Istri Presiden
Pada suatu
hari, istri Panglima Kostrad, Ny Soeharto kedatangan seorang penjual batu akik.
Si penjual adalah warga negara Indonesia keturunan India. Ny. Soeharto tidak
menunjukkan minat terhadap barang dagangannya. Si penjual pun menjual komoditas
lainnya, meramal nasib.
Mula-mula si
peramal menyebutkan masa lalu Siti Hartinah Soeharto. Merasa banyak kecocokan,
akhirnya nyonya rumah mita diteruskan meskipun hanya sekadar iseng. Hingga
kemudian si peramal itu berkata, "Madam, suami madam akan berdiri sama
tinggi dan duduk sama rendah dengan presiden yang sekarang."
Ny. Soeharto
tidak lantas percaya. Menjadi perwira tinggi AD saja sudah demikian berat
tugasnya. Si peramal pun tidak memaksa kliennya untuk percaya. Ia hanya perlu
bayaran sebagai imbalan jasa ramalannya. Akhirnya, dibayarlah si peramal itu
sesuai dengan yang diminta.

________________________________________

→ **Ketentuan**:
Dalam kutipan teks, apa yang ditawarkan si penjual batu akik setelah Ny. Soeharto tidak berminat pada barang dagangannya?

→ **Data Hasil Ekstraksi**:
________________________________________

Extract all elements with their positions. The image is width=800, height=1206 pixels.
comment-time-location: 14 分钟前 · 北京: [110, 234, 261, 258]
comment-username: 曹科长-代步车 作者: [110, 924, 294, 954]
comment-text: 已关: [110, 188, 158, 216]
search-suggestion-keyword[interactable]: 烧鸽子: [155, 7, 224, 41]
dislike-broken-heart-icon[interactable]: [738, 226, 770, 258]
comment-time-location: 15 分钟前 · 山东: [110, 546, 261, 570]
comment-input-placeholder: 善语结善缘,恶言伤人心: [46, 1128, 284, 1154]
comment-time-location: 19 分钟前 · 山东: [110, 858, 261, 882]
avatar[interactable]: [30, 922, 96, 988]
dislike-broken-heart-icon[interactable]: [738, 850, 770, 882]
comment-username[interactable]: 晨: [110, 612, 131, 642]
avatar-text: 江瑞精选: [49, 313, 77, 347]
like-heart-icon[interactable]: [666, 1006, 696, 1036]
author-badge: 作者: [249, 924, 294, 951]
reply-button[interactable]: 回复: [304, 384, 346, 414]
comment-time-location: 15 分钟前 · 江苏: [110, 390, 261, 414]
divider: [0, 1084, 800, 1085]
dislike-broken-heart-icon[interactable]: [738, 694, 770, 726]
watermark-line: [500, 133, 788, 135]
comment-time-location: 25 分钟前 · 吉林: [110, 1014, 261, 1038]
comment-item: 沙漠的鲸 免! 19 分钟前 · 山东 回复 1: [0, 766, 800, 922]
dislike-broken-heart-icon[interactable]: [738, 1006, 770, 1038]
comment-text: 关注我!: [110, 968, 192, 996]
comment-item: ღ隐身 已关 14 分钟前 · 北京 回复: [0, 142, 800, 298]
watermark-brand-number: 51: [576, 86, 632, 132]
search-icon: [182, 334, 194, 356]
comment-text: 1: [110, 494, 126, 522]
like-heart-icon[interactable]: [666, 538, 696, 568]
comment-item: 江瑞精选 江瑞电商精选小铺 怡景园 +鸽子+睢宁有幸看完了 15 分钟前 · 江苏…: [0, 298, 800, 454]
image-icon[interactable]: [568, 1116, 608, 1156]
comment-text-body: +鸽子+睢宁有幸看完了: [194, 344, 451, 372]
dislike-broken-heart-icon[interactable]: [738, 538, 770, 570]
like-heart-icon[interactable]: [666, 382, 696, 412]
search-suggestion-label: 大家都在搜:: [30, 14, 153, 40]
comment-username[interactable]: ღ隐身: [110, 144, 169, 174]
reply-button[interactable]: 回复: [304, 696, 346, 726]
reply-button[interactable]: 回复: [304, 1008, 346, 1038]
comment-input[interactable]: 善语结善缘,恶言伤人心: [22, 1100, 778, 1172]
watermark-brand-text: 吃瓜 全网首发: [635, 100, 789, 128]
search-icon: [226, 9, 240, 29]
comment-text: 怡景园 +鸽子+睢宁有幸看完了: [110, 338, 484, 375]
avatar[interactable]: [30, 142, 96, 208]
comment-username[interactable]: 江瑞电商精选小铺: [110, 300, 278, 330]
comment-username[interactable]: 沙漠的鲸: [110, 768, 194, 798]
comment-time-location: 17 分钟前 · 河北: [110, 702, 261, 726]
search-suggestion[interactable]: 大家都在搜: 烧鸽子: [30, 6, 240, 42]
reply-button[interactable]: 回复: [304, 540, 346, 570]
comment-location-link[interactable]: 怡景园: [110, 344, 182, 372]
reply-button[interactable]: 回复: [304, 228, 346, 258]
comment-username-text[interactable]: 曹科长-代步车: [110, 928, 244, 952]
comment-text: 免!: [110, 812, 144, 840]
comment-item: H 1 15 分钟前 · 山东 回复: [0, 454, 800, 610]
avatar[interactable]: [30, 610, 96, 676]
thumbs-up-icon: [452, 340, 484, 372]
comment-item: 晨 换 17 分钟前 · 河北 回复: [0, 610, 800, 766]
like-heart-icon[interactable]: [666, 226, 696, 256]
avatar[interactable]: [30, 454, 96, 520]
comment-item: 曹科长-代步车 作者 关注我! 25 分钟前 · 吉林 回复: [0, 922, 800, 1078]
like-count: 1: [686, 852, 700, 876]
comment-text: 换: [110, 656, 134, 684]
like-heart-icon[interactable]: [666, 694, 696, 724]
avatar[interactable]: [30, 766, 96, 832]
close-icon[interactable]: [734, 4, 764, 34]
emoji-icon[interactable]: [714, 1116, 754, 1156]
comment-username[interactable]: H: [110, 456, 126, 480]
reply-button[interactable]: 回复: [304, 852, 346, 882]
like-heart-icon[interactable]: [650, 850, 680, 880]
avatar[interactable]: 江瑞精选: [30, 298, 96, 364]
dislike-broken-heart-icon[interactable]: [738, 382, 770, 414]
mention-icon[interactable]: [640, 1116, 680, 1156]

________________________________________

→ **Jawaban Tugas**:
Ia menawarkan jasa meramal nasib.